Given problem: Every entry needs to be reproduced exactly.

Records for processing:
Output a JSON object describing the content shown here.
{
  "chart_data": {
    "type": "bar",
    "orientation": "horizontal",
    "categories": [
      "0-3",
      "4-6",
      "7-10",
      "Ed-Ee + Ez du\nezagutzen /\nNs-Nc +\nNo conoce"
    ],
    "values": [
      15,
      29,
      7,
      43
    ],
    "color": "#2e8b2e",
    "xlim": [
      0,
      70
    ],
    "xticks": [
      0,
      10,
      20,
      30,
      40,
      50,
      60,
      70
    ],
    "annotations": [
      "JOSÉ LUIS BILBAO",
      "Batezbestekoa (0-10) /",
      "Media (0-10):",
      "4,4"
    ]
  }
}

Solution for this task:
Output a JSON object describing the content shown here.
{
  "chart_data": {
    "type": "bar",
    "orientation": "horizontal",
    "categories": [
      "0-3",
      "4-6",
      "7-10",
      "Ed-Ee + Ez du\nezagutzen /\nNs-Nc +\nNo conoce"
    ],
    "values": [
      15,
      29,
      7,
      43
    ],
    "color": "#2e8b2e",
    "xlim": [
      0,
      70
    ],
    "xticks": [
      0,
      10,
      20,
      30,
      40,
      50,
      60,
      70
    ],
    "annotations": [
      "JOSÉ LUIS BILBAO",
      "Batezbestekoa (0-10) /",
      "Media (0-10):",
      "4,4"
    ]
  }
}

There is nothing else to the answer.